Copy all lines below containing "this".

[Stored items]
◇ ◇ ◇ ◇ ◇ ◇ ◇

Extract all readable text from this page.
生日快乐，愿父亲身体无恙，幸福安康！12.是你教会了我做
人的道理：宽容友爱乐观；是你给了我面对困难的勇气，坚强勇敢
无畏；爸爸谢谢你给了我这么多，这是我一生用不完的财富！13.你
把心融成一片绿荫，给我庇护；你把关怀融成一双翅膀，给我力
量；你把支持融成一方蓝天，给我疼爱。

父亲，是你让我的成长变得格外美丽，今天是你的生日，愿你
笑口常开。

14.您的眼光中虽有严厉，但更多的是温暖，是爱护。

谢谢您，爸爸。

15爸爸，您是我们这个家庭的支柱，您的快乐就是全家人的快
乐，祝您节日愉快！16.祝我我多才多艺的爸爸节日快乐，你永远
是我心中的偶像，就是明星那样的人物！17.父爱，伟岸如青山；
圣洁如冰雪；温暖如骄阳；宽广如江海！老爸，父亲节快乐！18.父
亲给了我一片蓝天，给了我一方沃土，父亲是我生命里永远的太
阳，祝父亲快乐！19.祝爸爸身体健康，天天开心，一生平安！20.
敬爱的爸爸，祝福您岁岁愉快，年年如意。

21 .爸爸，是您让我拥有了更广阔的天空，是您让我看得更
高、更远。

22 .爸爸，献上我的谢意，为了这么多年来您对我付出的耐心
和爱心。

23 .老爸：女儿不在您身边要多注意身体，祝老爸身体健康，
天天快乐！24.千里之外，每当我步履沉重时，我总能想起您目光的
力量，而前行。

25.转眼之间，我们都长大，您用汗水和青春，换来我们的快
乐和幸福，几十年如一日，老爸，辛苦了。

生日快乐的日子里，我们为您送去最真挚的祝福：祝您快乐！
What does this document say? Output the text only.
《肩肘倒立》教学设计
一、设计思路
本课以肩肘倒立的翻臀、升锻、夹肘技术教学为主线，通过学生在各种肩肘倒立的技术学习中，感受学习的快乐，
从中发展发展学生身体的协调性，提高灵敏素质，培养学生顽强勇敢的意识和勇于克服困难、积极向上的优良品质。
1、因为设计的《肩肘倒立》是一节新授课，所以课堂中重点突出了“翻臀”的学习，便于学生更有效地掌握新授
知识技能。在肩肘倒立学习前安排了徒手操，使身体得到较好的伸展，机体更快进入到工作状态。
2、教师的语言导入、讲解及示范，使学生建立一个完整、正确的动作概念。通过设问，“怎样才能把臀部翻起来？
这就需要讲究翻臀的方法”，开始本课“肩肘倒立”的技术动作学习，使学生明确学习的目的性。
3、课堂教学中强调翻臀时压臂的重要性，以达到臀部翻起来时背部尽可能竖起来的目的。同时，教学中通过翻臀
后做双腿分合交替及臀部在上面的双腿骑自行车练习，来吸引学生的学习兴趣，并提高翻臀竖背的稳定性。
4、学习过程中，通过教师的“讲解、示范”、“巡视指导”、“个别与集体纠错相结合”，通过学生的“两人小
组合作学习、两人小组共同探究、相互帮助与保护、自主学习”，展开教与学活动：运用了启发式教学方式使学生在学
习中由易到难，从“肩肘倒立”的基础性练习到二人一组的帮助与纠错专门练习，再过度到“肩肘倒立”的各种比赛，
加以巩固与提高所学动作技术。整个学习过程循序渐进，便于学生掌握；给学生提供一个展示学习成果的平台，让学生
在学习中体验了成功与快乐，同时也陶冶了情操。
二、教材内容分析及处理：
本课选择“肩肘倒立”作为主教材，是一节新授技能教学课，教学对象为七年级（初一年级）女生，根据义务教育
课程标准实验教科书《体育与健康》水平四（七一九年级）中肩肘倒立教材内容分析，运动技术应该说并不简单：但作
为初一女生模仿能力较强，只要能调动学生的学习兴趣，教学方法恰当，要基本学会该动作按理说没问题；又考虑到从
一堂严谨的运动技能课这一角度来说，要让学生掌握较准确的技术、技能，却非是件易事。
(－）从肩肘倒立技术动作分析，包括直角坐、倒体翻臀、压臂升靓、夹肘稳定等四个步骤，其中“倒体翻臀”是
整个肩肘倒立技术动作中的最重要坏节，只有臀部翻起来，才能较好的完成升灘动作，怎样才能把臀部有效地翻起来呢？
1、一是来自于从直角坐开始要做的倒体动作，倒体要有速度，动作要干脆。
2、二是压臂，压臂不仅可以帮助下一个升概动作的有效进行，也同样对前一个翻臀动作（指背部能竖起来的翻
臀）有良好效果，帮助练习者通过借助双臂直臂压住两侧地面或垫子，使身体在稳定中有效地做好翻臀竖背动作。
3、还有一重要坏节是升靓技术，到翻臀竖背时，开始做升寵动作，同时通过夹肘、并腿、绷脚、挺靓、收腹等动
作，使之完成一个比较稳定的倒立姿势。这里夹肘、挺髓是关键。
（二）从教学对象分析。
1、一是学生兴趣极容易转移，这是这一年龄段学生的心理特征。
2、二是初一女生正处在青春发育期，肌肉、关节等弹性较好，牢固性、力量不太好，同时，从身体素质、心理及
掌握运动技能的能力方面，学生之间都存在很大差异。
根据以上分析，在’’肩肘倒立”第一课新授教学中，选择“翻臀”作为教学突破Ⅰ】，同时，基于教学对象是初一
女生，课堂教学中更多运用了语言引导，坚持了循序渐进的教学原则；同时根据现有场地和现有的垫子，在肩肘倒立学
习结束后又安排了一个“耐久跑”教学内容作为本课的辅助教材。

◇ ◇ ◇ ◇ ◇ ◇ ◇

## CORRECT ANSWER
Extract all readable text from this page.
What does this document say? Output the text only.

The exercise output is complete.